::: Köşe yazısı

Bunlar benim de başıma gelebilir.
Aklıma hepsi geldi."

Devam ediyor gazeteci:

"Ama bu fotoğrafları yayımlamak,
hakikate karşı bir borçtur.
Ya yapmayacağız bu mesleği
ya da gerçek neyse onu yazacağız.
Eğer bu mesleği seçmişsek,
gerçekleri anlatmaksa derdimiz,
vicdanen o çocuğun gözlerini,
bağırışını unutamam ben..."

Kemal Kurkut 23 yaşındaydı,
İnönü Üniversitesi'nde Müzik Bölümü öğrencisiydi.

Bu satırlar 24 Mart 2017'de,
GazeteduvaR'da, Özlem Akarsu Çelik'in
köşesinde çıkmıştı.
Ben de 25 Mart 2017'de tarihli
T24 yazımda onları alıntılamış,
şu cümlesinin de altını çizmiştim:

Bu coğrafyada doğmak,
acılara doğmaktır!

Diyarbakır mahkemesinden Salı günü
çıkan karar da bu acı gerçeğin
bir kez daha doğrulanmasıdır.
Hâlâ adaletten, hukuktan dem
vurabiliyorsanız, hâlâ bir nebze
utanma duygunuz kaldıysa, 
Ümit Kıvanç'ın GazeteduvaR'daki
yazısını okuyabilirsiniz.
Ben sadece bir bölümünü
köşeme alıyorum:

Hapisteyken, askeriyenin
iş makineleriyle duvar yıkarak
yürüttüğü operasyonda
kolu koparıldıktan,
koparılan kolu çöpe atıldıktan,
çöpe atılmış kolu köpeğin
ağzında bulunduktan sonra,
işinden kararnameyle ihraç
edildikten sonra,
itiraz edip hakkını aradığında
yakın mesafeden plastik mermi
yağmuruna tutulup işkence edildikten,
yerlerde sürüklendikten
sonra hak-adalet mücadelesinden
vazgeçmeyen Veli Saçılık'ın
bankadaki parasına haciz kondu.

::::::
::: Verilen malzeme

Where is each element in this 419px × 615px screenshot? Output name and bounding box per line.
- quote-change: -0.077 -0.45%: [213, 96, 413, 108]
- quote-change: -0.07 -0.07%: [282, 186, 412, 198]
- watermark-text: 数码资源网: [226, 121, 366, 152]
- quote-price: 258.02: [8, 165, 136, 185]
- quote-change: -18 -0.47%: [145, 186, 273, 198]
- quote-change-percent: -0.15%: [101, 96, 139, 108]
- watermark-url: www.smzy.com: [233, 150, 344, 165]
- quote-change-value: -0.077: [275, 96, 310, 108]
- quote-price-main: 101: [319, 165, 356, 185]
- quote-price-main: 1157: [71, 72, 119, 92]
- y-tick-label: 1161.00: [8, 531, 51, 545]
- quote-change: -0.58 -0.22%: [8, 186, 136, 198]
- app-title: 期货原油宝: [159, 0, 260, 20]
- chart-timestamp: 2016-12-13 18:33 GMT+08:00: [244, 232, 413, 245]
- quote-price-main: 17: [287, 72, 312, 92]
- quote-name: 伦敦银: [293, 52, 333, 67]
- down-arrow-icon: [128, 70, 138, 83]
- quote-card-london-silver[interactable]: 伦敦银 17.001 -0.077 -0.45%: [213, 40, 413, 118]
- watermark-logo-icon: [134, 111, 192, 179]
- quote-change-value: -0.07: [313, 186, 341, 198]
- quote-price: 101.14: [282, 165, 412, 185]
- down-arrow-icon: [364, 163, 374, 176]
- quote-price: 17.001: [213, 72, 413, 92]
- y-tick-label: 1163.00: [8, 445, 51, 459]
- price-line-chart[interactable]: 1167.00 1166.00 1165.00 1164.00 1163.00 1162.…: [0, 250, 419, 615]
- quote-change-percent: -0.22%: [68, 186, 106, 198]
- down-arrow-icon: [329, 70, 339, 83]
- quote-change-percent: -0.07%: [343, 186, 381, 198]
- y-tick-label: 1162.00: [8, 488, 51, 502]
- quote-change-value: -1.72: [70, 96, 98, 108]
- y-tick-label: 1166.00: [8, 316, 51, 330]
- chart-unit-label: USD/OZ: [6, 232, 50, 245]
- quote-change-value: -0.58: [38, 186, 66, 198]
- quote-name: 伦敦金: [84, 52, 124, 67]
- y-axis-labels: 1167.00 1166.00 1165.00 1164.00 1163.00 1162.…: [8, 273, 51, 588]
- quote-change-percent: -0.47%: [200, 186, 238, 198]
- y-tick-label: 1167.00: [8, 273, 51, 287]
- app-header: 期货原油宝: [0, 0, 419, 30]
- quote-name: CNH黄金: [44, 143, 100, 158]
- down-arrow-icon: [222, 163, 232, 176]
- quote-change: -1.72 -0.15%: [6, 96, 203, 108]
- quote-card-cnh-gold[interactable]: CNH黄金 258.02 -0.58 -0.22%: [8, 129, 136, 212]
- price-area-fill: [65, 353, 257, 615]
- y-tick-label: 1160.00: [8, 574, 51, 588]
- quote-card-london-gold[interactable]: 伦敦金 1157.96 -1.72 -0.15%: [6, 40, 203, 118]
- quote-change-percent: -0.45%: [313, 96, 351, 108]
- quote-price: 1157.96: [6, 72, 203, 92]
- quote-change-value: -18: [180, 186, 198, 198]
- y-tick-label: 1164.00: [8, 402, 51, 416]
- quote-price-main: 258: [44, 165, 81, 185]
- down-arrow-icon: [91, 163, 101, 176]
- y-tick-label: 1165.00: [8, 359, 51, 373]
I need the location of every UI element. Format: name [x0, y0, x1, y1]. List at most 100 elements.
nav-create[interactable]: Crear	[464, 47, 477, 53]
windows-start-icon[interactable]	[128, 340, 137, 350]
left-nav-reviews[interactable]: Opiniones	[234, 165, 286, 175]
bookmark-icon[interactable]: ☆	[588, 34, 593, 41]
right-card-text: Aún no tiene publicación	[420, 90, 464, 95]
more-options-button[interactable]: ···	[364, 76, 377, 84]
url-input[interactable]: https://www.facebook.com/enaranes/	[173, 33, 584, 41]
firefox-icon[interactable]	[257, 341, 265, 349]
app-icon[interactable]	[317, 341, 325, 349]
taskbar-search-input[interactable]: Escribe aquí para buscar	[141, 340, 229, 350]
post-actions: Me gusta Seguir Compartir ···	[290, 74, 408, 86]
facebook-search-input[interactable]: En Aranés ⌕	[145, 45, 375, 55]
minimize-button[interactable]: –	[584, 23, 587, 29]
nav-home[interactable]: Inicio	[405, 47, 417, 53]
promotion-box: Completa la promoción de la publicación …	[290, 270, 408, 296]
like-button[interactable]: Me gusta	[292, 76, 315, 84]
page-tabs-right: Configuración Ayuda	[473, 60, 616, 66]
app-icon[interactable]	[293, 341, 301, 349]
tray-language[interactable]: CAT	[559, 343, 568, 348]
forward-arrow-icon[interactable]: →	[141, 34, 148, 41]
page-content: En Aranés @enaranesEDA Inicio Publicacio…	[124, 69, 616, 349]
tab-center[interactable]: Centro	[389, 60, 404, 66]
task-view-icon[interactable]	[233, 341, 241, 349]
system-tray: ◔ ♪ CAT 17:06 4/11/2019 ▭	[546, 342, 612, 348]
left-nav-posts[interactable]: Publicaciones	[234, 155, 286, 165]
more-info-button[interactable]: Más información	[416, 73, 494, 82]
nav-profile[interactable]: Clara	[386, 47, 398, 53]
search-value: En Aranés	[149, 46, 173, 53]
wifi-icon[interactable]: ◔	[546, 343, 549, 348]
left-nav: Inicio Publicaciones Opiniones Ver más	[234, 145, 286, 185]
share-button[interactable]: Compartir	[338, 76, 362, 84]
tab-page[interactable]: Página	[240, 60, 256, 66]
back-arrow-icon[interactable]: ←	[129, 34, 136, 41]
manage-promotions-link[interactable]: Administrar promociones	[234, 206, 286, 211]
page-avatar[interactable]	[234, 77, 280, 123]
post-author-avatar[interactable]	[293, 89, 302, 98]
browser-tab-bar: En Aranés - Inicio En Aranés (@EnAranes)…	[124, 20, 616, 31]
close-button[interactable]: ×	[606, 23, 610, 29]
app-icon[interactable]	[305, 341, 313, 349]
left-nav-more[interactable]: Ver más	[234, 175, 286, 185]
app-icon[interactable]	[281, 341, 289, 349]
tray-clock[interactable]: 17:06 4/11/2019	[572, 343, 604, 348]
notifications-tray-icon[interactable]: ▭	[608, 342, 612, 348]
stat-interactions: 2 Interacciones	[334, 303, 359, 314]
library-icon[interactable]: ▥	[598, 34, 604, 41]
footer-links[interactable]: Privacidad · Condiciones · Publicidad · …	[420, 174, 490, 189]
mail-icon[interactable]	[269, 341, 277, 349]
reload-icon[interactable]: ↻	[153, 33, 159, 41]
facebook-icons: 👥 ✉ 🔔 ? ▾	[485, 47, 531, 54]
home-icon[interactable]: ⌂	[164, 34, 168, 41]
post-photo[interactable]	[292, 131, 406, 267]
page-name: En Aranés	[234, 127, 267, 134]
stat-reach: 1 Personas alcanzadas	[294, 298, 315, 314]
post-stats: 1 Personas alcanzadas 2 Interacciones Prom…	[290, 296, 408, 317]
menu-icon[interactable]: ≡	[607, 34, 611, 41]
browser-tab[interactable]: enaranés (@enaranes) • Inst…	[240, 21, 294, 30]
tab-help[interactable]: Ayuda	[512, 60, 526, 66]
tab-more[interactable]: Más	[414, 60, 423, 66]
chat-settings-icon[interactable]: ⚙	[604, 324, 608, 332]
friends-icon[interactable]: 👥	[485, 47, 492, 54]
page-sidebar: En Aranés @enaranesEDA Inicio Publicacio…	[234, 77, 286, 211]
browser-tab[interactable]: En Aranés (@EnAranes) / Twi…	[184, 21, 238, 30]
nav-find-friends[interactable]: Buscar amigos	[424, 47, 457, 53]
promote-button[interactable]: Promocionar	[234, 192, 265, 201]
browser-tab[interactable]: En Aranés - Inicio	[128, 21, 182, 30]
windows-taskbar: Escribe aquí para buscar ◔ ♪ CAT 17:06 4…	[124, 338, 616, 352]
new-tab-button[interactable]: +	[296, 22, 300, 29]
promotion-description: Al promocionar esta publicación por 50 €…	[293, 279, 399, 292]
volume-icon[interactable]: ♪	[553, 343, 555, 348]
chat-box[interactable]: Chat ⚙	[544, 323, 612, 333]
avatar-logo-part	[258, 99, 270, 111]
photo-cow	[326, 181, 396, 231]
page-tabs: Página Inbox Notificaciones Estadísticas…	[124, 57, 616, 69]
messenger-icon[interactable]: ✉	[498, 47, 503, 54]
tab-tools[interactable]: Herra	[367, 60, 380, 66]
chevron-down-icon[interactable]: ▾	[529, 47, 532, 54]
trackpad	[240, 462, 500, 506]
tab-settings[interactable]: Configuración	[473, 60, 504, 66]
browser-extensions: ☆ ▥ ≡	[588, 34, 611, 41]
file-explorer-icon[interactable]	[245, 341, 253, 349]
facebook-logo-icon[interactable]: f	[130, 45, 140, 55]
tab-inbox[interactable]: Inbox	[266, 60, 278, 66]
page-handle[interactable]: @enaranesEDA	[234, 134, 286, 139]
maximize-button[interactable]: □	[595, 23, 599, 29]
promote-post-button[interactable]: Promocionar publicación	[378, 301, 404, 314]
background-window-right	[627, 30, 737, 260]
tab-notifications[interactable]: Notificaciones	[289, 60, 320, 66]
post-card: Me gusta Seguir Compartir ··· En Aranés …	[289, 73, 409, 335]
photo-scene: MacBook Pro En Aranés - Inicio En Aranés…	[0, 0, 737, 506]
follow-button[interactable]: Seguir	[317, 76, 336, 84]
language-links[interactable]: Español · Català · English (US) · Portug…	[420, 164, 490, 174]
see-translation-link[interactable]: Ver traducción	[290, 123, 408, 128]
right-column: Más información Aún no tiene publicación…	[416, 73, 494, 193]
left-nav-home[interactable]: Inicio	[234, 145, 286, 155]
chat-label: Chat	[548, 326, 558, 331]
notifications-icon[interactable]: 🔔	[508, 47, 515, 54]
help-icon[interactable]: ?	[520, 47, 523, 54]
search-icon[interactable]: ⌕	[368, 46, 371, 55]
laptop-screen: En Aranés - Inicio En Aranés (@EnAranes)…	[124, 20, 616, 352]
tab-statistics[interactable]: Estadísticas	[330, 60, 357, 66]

::::::

### Görevler
A: Köşe yazısına göre Kemal Kurkut kaç yaşındaydı ve hangi bölümde okuyordu?
B: Veli Saçılık'ın parasına konan hacizle biten köşe yazısını son cümlesinden sonra sürdürün.
Kayıtlara gerek yoktur.

### Beklenen yanıtlar
A: Kemal Kurkut 23 yaşındaydı ve İnönü Üniversitesi'nde Müzik Bölümü öğrencisiydi.

B:
Ona para aktarılan iki işleme de
müdahale edilip eline para
geçmesi önlendi. Gerekçe,
işten atılmasını protesto
ve bu haksız kararın geri
alınmasını talep etmek için
Ankara'da, Yüksel Caddesi'nde
yürüttüğü oturma eylemlerinde
polisin yazdığı para cezalarını
ödememiş olması.
Veli Saçılık şöyle duyurdu:

"Ağaç kökü yesinler" dediler
ve uygulamaya geçtiler.
Bunun dışında kooperatife
gönderilen ödemeye de
haciz konuldu.
Ağaç kökü yemem için
bütün koşullar hazır artık.

Veli Saçılık bunun üzerine
vergi dairesine gitti.
Karşılaştığı muameleyi
şöyle anlattı:

Bu sabah Veraset Harçlar
Vergi Dairesine gittim.
Banka hesabına haciz kararı
Maliye Bakanlığından gelen
isim listesi sonucunda gerçekleşmiş.
Yani kişiye özel bir uygulama.
"Bütün parama el koydunuz,
elektrik, su faturasını
nasıl ödeyeceğim"
soruma "onu bilemeyiz" 
cevabını aldım.

Bütün bunların yaşandığı
Türkiye'de, siz kalkmış
 hâlâ
adaletten, hukuktan,
reformdan söz edebiliyorsunuz.
Bu sözcükler ağzınızda, bir kez daha
tekrarlıyorum, fena halde iğreti duruyor.
Kılıçdaroğlu haklı.
Biraz olsun utanmıyor musunuz?
Hiç mi utanma duygunuz kalmadı?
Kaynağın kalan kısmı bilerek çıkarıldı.